* BEGIN EXTRACTED DATA *
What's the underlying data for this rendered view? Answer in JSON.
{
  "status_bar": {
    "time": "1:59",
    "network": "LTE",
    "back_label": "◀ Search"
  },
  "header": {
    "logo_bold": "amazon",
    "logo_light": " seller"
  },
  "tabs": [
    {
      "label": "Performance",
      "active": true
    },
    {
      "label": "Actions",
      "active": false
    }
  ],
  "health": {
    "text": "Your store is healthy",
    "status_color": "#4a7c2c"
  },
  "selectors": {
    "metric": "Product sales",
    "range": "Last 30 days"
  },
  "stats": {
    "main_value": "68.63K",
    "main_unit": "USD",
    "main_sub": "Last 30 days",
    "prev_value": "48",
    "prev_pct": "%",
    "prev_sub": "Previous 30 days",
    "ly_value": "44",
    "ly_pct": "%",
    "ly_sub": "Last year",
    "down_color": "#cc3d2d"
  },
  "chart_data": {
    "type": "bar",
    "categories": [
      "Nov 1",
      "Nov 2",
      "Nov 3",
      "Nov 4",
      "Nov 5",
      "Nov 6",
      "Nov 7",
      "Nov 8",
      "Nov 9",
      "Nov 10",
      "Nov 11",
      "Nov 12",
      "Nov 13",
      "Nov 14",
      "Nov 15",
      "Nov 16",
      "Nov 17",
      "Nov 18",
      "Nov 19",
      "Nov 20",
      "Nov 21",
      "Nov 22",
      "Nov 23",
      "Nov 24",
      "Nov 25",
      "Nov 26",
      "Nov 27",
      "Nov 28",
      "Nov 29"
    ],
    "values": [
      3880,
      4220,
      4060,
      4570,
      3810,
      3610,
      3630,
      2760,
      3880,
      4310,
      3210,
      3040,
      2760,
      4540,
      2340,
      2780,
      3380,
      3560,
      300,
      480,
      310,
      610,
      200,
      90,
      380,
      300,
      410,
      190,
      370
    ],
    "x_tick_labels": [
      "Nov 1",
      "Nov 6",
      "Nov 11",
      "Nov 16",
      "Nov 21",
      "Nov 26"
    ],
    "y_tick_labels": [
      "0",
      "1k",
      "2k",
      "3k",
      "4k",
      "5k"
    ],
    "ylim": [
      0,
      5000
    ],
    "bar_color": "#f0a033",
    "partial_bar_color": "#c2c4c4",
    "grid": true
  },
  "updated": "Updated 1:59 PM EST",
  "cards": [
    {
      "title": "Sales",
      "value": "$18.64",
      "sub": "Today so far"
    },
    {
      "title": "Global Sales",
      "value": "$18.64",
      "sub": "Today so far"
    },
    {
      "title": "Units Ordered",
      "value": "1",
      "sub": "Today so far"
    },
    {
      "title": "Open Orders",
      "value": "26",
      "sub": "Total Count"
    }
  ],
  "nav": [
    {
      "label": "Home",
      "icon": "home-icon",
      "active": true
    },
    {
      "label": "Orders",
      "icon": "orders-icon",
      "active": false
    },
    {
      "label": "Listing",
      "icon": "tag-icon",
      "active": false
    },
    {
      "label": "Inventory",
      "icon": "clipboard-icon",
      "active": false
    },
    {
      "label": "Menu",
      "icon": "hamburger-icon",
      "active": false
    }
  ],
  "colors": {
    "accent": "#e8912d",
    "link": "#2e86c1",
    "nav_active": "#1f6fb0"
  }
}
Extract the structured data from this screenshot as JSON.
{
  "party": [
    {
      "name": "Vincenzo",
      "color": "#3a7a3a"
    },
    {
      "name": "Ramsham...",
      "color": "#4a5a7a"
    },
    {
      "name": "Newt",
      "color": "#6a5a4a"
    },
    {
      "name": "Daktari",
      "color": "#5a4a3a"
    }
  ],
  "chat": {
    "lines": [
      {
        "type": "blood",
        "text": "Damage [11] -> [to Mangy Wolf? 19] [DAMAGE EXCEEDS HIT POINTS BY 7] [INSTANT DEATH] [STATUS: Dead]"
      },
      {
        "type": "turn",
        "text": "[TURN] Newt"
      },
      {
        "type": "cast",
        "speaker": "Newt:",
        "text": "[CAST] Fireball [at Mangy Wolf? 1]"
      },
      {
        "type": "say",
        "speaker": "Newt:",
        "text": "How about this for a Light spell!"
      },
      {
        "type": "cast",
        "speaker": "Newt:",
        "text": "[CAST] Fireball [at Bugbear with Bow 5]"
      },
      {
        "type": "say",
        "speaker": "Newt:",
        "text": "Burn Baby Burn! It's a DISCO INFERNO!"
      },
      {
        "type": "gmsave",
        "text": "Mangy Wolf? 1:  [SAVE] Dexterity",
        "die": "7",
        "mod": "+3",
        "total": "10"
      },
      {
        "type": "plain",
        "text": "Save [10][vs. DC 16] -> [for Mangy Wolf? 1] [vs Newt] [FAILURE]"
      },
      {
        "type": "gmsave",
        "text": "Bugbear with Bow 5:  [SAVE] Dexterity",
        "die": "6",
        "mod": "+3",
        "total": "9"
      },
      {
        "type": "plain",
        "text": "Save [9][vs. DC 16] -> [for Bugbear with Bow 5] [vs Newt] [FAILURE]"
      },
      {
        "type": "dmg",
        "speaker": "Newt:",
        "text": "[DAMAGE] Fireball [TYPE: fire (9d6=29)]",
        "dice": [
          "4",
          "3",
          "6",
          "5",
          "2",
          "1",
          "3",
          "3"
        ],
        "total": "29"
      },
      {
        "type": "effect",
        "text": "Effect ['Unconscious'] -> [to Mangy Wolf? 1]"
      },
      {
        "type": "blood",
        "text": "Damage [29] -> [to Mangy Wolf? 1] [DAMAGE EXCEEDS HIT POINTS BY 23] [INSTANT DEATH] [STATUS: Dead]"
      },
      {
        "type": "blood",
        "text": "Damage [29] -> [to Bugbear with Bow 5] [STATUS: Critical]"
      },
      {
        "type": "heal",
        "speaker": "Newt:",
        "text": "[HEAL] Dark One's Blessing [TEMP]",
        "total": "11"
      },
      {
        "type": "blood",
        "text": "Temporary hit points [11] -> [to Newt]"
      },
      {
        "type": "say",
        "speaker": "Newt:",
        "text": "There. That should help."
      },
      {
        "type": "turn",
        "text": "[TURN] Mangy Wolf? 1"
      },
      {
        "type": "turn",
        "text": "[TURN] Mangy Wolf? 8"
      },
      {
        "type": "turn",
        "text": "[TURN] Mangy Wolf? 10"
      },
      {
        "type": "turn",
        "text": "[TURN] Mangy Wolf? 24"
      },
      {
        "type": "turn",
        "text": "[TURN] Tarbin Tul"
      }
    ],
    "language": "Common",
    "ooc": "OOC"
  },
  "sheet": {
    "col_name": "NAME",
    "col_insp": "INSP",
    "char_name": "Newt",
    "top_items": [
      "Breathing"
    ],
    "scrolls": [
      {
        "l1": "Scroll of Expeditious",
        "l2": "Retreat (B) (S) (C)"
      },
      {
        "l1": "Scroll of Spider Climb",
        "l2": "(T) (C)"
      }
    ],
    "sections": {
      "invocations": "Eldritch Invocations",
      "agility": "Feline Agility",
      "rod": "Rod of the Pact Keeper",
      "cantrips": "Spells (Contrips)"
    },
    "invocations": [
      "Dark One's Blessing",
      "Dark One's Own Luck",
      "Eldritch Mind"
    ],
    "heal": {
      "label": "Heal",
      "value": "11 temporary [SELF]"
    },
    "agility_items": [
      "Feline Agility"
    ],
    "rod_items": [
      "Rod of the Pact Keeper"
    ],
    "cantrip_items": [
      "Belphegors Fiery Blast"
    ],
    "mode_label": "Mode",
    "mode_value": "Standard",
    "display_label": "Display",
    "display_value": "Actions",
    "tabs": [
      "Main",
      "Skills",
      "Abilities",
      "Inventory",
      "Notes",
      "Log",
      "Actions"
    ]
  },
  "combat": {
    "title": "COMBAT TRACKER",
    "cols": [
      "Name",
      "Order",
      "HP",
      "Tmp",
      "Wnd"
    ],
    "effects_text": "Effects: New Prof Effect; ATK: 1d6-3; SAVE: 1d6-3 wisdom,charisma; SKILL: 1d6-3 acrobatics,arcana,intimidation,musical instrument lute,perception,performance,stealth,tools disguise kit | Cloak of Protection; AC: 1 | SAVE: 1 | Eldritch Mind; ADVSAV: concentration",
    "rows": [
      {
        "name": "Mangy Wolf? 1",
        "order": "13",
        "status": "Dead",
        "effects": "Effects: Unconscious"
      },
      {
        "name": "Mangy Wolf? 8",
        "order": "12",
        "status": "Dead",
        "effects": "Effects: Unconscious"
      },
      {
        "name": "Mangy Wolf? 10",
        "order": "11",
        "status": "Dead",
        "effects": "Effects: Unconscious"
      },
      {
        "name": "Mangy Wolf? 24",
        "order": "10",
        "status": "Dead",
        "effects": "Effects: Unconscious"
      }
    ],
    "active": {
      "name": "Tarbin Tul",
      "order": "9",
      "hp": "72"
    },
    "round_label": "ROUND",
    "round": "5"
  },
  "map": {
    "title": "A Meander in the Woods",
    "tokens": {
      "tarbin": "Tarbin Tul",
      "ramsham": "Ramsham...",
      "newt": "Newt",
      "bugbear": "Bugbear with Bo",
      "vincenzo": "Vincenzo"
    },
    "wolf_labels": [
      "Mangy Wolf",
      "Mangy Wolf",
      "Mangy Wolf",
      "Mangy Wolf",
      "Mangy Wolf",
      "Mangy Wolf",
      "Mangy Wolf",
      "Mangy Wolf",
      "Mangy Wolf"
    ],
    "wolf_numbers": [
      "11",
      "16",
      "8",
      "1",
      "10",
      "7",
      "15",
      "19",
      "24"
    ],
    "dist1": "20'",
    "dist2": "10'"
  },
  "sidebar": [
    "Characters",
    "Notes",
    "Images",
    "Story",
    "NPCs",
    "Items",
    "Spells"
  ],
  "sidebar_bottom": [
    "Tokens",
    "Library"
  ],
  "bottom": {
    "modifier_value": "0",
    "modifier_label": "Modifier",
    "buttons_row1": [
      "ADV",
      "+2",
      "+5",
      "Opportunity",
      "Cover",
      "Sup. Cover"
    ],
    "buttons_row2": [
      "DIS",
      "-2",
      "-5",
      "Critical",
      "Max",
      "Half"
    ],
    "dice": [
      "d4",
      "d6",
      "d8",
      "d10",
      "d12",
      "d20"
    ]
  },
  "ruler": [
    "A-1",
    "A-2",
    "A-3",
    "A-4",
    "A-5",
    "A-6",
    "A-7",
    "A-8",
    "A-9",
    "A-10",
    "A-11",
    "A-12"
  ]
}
* END EXTRACTED DATA *
WHAT IS EXPECTED. Scan the data above; copy every line where "title" appears.

SOLUTION FOR THIS PROBLEM.
      "title": "Sales",
      "title": "Global Sales",
      "title": "Units Ordered",
      "title": "Open Orders",
    "title": "COMBAT TRACKER",
    "title": "A Meander in the Woods",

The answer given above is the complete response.